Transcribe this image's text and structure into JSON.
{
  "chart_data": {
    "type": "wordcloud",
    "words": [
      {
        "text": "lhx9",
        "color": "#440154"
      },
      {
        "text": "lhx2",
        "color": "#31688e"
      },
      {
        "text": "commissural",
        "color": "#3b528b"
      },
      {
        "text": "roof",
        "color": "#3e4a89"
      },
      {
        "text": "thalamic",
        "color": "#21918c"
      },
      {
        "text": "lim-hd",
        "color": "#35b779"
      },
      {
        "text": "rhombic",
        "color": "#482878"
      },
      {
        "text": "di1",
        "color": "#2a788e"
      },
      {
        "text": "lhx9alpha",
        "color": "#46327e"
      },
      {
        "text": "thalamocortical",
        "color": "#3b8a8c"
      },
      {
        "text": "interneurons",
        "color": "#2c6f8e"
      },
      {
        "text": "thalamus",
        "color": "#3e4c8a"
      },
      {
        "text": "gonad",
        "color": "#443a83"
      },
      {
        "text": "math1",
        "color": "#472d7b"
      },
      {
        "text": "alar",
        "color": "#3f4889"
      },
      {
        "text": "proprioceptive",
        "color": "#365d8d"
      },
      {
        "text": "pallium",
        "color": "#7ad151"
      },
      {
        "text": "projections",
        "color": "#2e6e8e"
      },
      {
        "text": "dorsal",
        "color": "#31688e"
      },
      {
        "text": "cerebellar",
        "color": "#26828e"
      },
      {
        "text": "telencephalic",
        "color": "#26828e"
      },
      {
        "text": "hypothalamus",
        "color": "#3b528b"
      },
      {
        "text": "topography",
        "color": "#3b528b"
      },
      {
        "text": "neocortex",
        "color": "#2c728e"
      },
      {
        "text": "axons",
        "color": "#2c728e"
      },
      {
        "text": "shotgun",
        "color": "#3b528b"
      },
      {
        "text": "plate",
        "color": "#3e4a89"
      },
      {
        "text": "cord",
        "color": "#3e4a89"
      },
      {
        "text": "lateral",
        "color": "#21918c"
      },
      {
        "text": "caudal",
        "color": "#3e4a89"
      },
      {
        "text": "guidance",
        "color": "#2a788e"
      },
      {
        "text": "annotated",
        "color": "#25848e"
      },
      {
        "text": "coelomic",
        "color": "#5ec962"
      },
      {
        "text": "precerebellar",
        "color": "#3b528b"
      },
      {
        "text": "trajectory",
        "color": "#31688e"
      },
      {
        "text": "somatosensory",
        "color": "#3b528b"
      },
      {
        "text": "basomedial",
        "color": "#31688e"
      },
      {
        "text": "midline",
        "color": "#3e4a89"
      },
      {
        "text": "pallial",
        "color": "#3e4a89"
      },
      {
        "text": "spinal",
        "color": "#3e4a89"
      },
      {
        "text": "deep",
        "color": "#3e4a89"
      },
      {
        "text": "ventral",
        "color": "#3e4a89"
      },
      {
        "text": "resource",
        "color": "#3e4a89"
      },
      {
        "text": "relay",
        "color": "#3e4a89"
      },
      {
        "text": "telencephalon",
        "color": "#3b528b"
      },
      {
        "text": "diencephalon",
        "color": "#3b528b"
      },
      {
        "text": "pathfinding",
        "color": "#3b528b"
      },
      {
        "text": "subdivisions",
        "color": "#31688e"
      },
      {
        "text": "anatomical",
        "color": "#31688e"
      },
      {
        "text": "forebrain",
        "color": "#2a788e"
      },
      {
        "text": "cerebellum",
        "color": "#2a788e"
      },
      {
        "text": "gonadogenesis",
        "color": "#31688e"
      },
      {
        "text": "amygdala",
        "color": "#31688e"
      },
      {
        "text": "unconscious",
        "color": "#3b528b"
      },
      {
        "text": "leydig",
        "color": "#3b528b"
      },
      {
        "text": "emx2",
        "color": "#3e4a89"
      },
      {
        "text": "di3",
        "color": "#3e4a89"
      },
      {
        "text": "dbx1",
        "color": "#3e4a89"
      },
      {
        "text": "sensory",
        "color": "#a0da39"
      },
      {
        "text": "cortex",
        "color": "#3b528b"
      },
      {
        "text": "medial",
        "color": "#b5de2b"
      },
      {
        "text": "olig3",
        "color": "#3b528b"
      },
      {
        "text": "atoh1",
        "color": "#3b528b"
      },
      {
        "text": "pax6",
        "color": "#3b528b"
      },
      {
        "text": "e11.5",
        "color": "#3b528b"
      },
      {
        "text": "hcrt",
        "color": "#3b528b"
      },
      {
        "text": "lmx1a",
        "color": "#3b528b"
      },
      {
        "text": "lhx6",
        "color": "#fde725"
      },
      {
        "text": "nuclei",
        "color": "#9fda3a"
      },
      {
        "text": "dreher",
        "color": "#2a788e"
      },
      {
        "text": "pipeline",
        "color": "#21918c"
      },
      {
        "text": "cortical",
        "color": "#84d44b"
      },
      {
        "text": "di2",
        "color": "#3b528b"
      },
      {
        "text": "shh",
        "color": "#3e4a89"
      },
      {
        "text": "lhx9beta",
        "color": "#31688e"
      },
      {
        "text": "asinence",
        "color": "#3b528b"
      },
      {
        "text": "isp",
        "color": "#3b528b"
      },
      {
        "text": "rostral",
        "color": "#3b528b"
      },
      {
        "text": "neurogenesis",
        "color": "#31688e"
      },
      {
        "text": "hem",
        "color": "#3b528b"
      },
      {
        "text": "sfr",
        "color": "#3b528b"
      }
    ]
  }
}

-- -- --

Exercise objective:
Reproduce the listing above character for character.

Output of the task:
Transcribe this image's text and structure into JSON.
{
  "chart_data": {
    "type": "wordcloud",
    "words": [
      {
        "text": "lhx9",
        "color": "#440154"
      },
      {
        "text": "lhx2",
        "color": "#31688e"
      },
      {
        "text": "commissural",
        "color": "#3b528b"
      },
      {
        "text": "roof",
        "color": "#3e4a89"
      },
      {
        "text": "thalamic",
        "color": "#21918c"
      },
      {
        "text": "lim-hd",
        "color": "#35b779"
      },
      {
        "text": "rhombic",
        "color": "#482878"
      },
      {
        "text": "di1",
        "color": "#2a788e"
      },
      {
        "text": "lhx9alpha",
        "color": "#46327e"
      },
      {
        "text": "thalamocortical",
        "color": "#3b8a8c"
      },
      {
        "text": "interneurons",
        "color": "#2c6f8e"
      },
      {
        "text": "thalamus",
        "color": "#3e4c8a"
      },
      {
        "text": "gonad",
        "color": "#443a83"
      },
      {
        "text": "math1",
        "color": "#472d7b"
      },
      {
        "text": "alar",
        "color": "#3f4889"
      },
      {
        "text": "proprioceptive",
        "color": "#365d8d"
      },
      {
        "text": "pallium",
        "color": "#7ad151"
      },
      {
        "text": "projections",
        "color": "#2e6e8e"
      },
      {
        "text": "dorsal",
        "color": "#31688e"
      },
      {
        "text": "cerebellar",
        "color": "#26828e"
      },
      {
        "text": "telencephalic",
        "color": "#26828e"
      },
      {
        "text": "hypothalamus",
        "color": "#3b528b"
      },
      {
        "text": "topography",
        "color": "#3b528b"
      },
      {
        "text": "neocortex",
        "color": "#2c728e"
      },
      {
        "text": "axons",
        "color": "#2c728e"
      },
      {
        "text": "shotgun",
        "color": "#3b528b"
      },
      {
        "text": "plate",
        "color": "#3e4a89"
      },
      {
        "text": "cord",
        "color": "#3e4a89"
      },
      {
        "text": "lateral",
        "color": "#21918c"
      },
      {
        "text": "caudal",
        "color": "#3e4a89"
      },
      {
        "text": "guidance",
        "color": "#2a788e"
      },
      {
        "text": "annotated",
        "color": "#25848e"
      },
      {
        "text": "coelomic",
        "color": "#5ec962"
      },
      {
        "text": "precerebellar",
        "color": "#3b528b"
      },
      {
        "text": "trajectory",
        "color": "#31688e"
      },
      {
        "text": "somatosensory",
        "color": "#3b528b"
      },
      {
        "text": "basomedial",
        "color": "#31688e"
      },
      {
        "text": "midline",
        "color": "#3e4a89"
      },
      {
        "text": "pallial",
        "color": "#3e4a89"
      },
      {
        "text": "spinal",
        "color": "#3e4a89"
      },
      {
        "text": "deep",
        "color": "#3e4a89"
      },
      {
        "text": "ventral",
        "color": "#3e4a89"
      },
      {
        "text": "resource",
        "color": "#3e4a89"
      },
      {
        "text": "relay",
        "color": "#3e4a89"
      },
      {
        "text": "telencephalon",
        "color": "#3b528b"
      },
      {
        "text": "diencephalon",
        "color": "#3b528b"
      },
      {
        "text": "pathfinding",
        "color": "#3b528b"
      },
      {
        "text": "subdivisions",
        "color": "#31688e"
      },
      {
        "text": "anatomical",
        "color": "#31688e"
      },
      {
        "text": "forebrain",
        "color": "#2a788e"
      },
      {
        "text": "cerebellum",
        "color": "#2a788e"
      },
      {
        "text": "gonadogenesis",
        "color": "#31688e"
      },
      {
        "text": "amygdala",
        "color": "#31688e"
      },
      {
        "text": "unconscious",
        "color": "#3b528b"
      },
      {
        "text": "leydig",
        "color": "#3b528b"
      },
      {
        "text": "emx2",
        "color": "#3e4a89"
      },
      {
        "text": "di3",
        "color": "#3e4a89"
      },
      {
        "text": "dbx1",
        "color": "#3e4a89"
      },
      {
        "text": "sensory",
        "color": "#a0da39"
      },
      {
        "text": "cortex",
        "color": "#3b528b"
      },
      {
        "text": "medial",
        "color": "#b5de2b"
      },
      {
        "text": "olig3",
        "color": "#3b528b"
      },
      {
        "text": "atoh1",
        "color": "#3b528b"
      },
      {
        "text": "pax6",
        "color": "#3b528b"
      },
      {
        "text": "e11.5",
        "color": "#3b528b"
      },
      {
        "text": "hcrt",
        "color": "#3b528b"
      },
      {
        "text": "lmx1a",
        "color": "#3b528b"
      },
      {
        "text": "lhx6",
        "color": "#fde725"
      },
      {
        "text": "nuclei",
        "color": "#9fda3a"
      },
      {
        "text": "dreher",
        "color": "#2a788e"
      },
      {
        "text": "pipeline",
        "color": "#21918c"
      },
      {
        "text": "cortical",
        "color": "#84d44b"
      },
      {
        "text": "di2",
        "color": "#3b528b"
      },
      {
        "text": "shh",
        "color": "#3e4a89"
      },
      {
        "text": "lhx9beta",
        "color": "#31688e"
      },
      {
        "text": "asinence",
        "color": "#3b528b"
      },
      {
        "text": "isp",
        "color": "#3b528b"
      },
      {
        "text": "rostral",
        "color": "#3b528b"
      },
      {
        "text": "neurogenesis",
        "color": "#31688e"
      },
      {
        "text": "hem",
        "color": "#3b528b"
      },
      {
        "text": "sfr",
        "color": "#3b528b"
      }
    ]
  }
}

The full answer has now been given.